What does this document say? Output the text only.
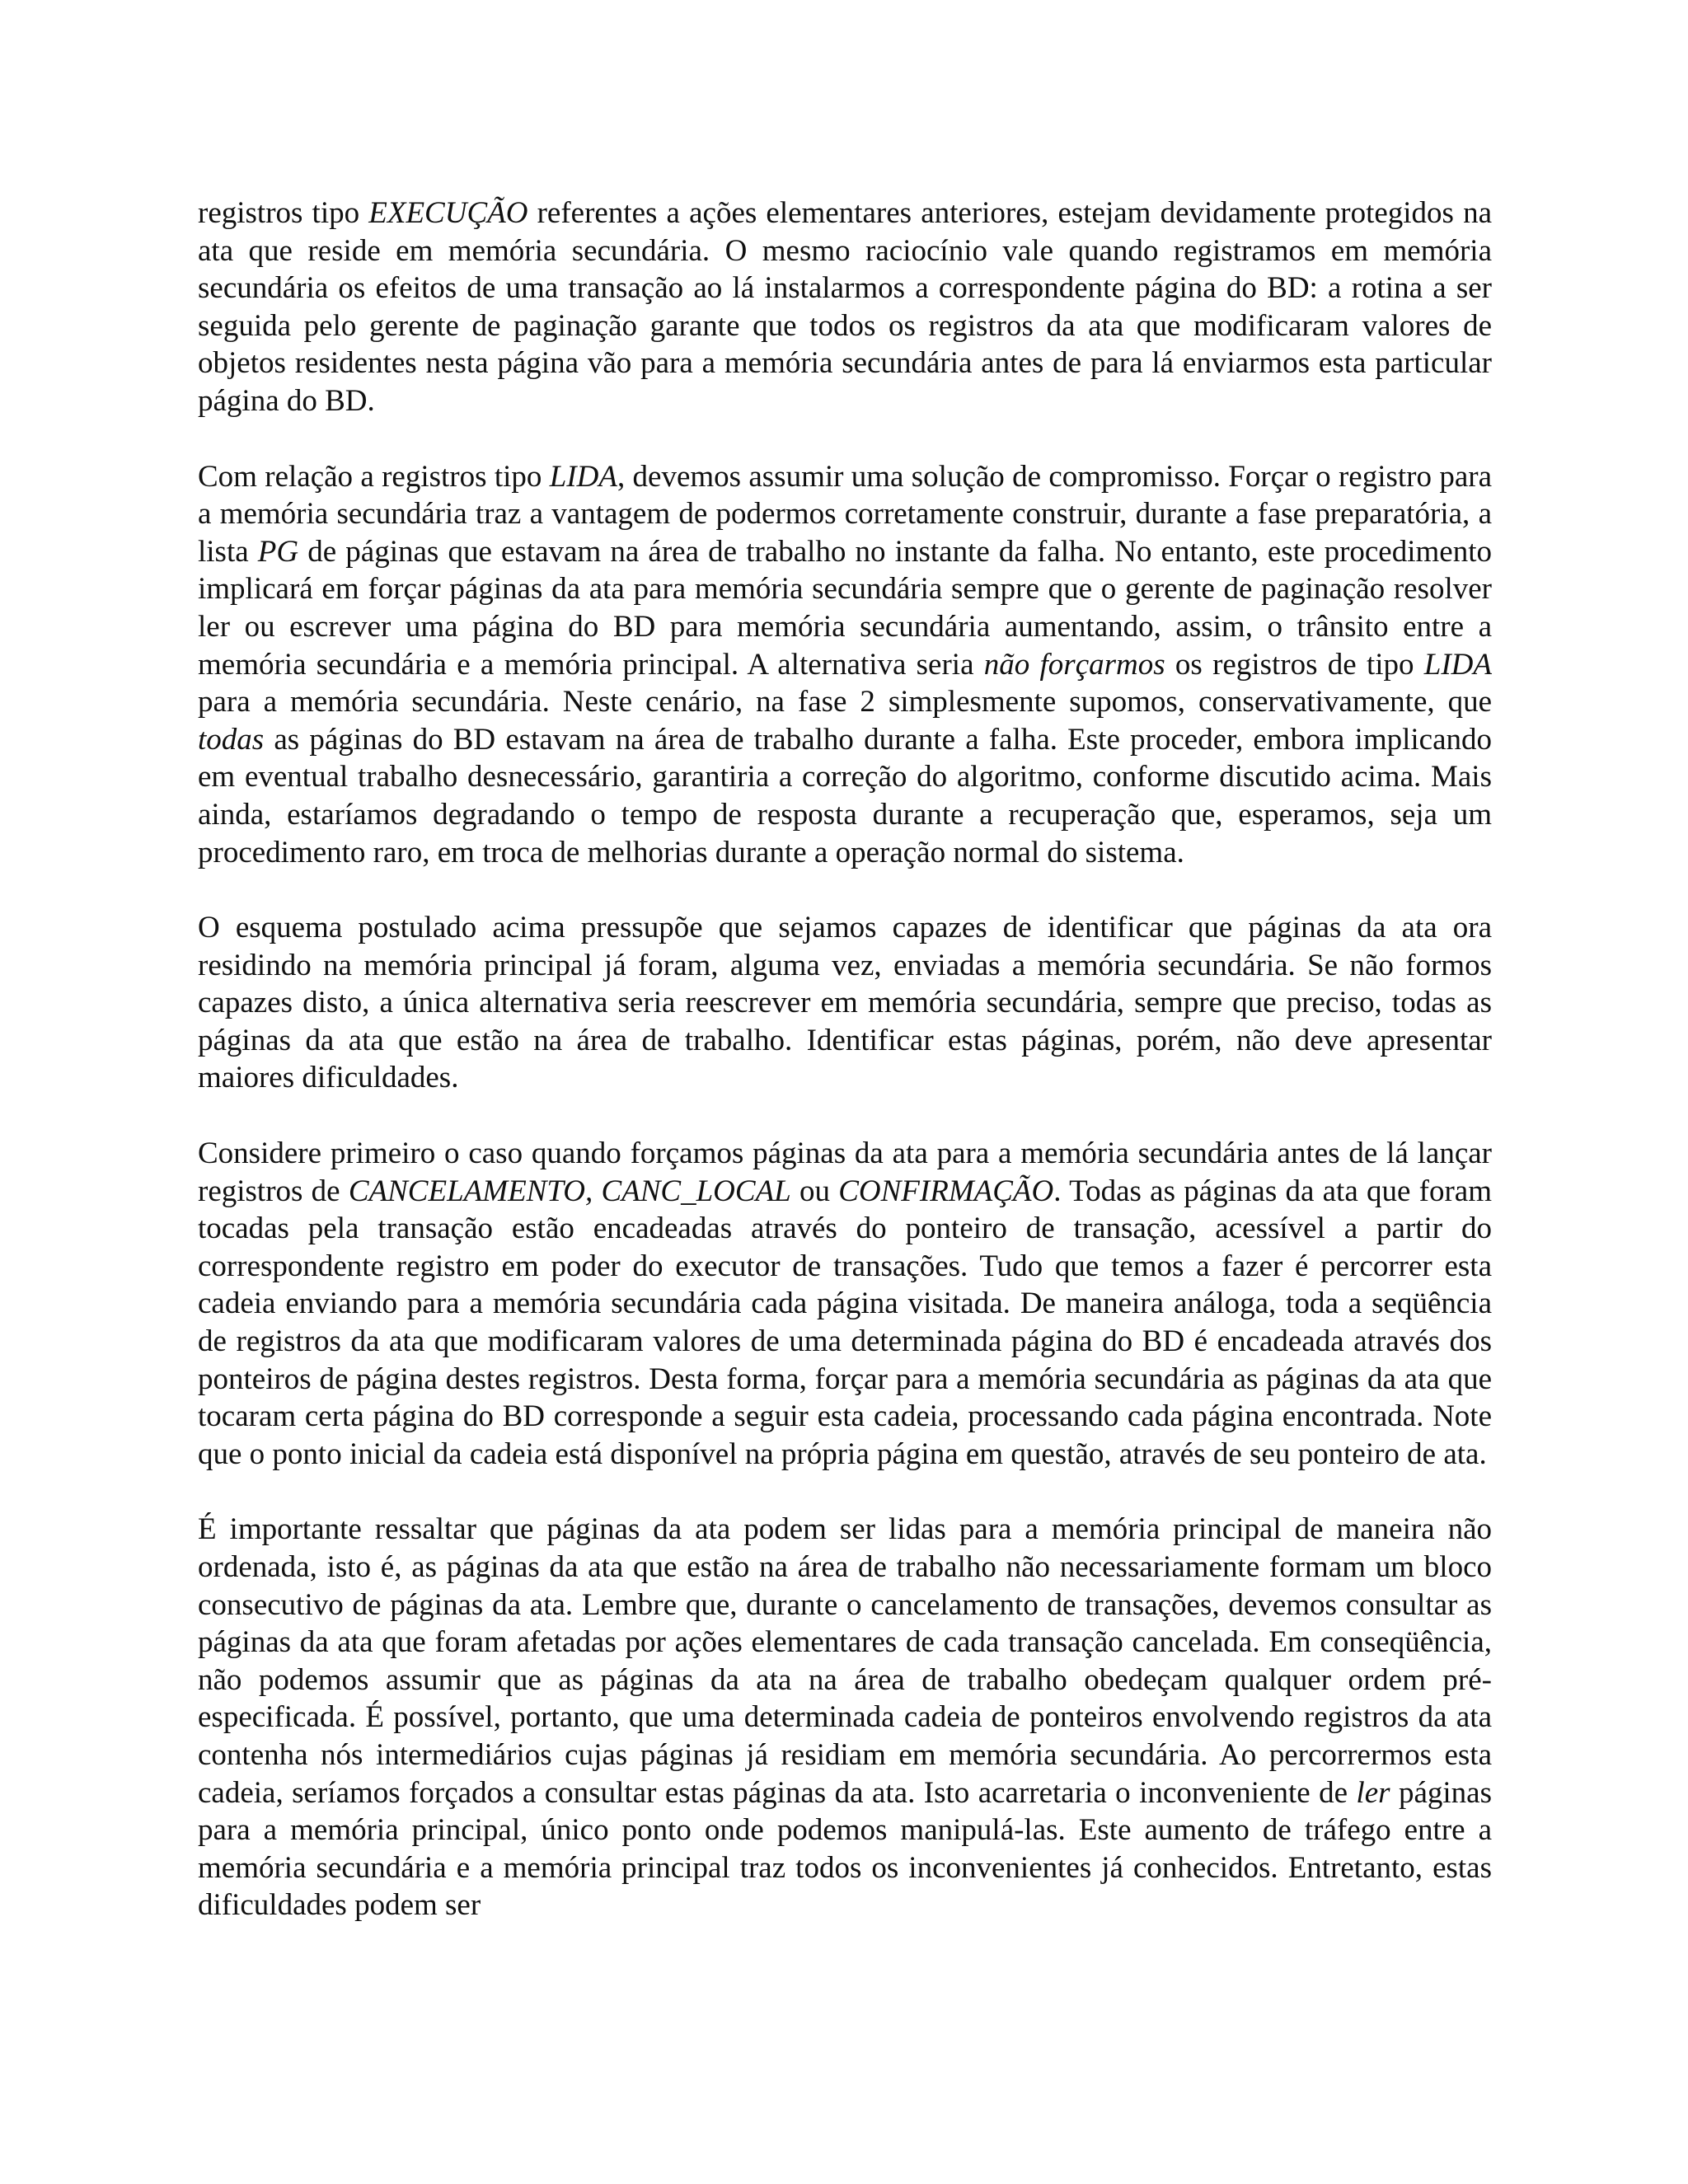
registros tipo EXECUÇÃO referentes a ações elementares anteriores, estejam devidamente protegidos na ata que reside em memória secundária. O mesmo raciocínio vale quando registramos em memória secundária os efeitos de uma transação ao lá instalarmos a correspondente página do BD: a rotina a ser seguida pelo gerente de paginação garante que todos os registros da ata que modificaram valores de objetos residentes nesta página vão para a memória secundária antes de para lá enviarmos esta particular página do BD.

Com relação a registros tipo LIDA, devemos assumir uma solução de compromisso. Forçar o registro para a memória secundária traz a vantagem de podermos corretamente construir, durante a fase preparatória, a lista PG de páginas que estavam na área de trabalho no instante da falha. No entanto, este procedimento implicará em forçar páginas da ata para memória secundária sempre que o gerente de paginação resolver ler ou escrever uma página do BD para memória secundária aumentando, assim, o trânsito entre a memória secundária e a memória principal. A alternativa seria não forçarmos os registros de tipo LIDA para a memória secundária. Neste cenário, na fase 2 simplesmente supomos, conservativamente, que todas as páginas do BD estavam na área de trabalho durante a falha. Este proceder, embora implicando em eventual trabalho desnecessário, garantiria a correção do algoritmo, conforme discutido acima. Mais ainda, estaríamos degradando o tempo de resposta durante a recuperação que, esperamos, seja um procedimento raro, em troca de melhorias durante a operação normal do sistema.

O esquema postulado acima pressupõe que sejamos capazes de identificar que páginas da ata ora residindo na memória principal já foram, alguma vez, enviadas a memória secundária. Se não formos capazes disto, a única alternativa seria reescrever em memória secundária, sempre que preciso, todas as páginas da ata que estão na área de trabalho. Identificar estas páginas, porém, não deve apresentar maiores dificuldades.

Considere primeiro o caso quando forçamos páginas da ata para a memória secundária antes de lá lançar registros de CANCELAMENTO, CANC_LOCAL ou CONFIRMAÇÃO. Todas as páginas da ata que foram tocadas pela transação estão encadeadas através do ponteiro de transação, acessível a partir do correspondente registro em poder do executor de transações. Tudo que temos a fazer é percorrer esta cadeia enviando para a memória secundária cada página visitada. De maneira análoga, toda a seqüência de registros da ata que modificaram valores de uma determinada página do BD é encadeada através dos ponteiros de página destes registros. Desta forma, forçar para a memória secundária as páginas da ata que tocaram certa página do BD corresponde a seguir esta cadeia, processando cada página encontrada. Note que o ponto inicial da cadeia está disponível na própria página em questão, através de seu ponteiro de ata.

É importante ressaltar que páginas da ata podem ser lidas para a memória principal de maneira não ordenada, isto é, as páginas da ata que estão na área de trabalho não necessariamente formam um bloco consecutivo de páginas da ata. Lembre que, durante o cancelamento de transações, devemos consultar as páginas da ata que foram afetadas por ações elementares de cada transação cancelada. Em conseqüência, não podemos assumir que as páginas da ata na área de trabalho obedeçam qualquer ordem pré-especificada. É possível, portanto, que uma determinada cadeia de ponteiros envolvendo registros da ata contenha nós intermediários cujas páginas já residiam em memória secundária. Ao percorrermos esta cadeia, seríamos forçados a consultar estas páginas da ata. Isto acarretaria o inconveniente de ler páginas para a memória principal, único ponto onde podemos manipulá-las. Este aumento de tráfego entre a memória secundária e a memória principal traz todos os inconvenientes já conhecidos. Entretanto, estas dificuldades podem ser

(REQUIREMENT)
In the material above, how many lines hold the word "estas"? Say only the number.

(ANSWER TO THE EXERCISE)
2